# What to do:
Take each line containing "Services" and report it exactly as written.
# START OF Dataset extract
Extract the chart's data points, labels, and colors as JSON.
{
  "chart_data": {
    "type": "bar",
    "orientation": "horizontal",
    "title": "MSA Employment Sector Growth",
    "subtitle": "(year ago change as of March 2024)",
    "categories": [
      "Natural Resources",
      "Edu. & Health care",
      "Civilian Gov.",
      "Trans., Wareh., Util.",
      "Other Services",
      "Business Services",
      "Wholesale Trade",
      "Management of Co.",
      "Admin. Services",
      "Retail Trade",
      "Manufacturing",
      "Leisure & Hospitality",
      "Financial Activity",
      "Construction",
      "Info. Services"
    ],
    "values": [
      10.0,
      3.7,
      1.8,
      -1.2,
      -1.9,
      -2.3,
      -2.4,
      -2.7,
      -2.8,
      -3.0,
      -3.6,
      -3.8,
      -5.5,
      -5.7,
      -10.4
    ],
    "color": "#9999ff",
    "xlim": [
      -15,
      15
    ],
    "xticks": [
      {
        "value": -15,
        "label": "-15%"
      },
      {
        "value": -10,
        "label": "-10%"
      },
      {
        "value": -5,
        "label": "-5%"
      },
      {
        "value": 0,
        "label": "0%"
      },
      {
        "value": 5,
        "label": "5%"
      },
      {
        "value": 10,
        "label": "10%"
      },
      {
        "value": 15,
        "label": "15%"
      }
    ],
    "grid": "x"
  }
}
# END OF Dataset extract
# Task result:
      "Other Services",
      "Business Services",
      "Admin. Services",
      "Info. Services"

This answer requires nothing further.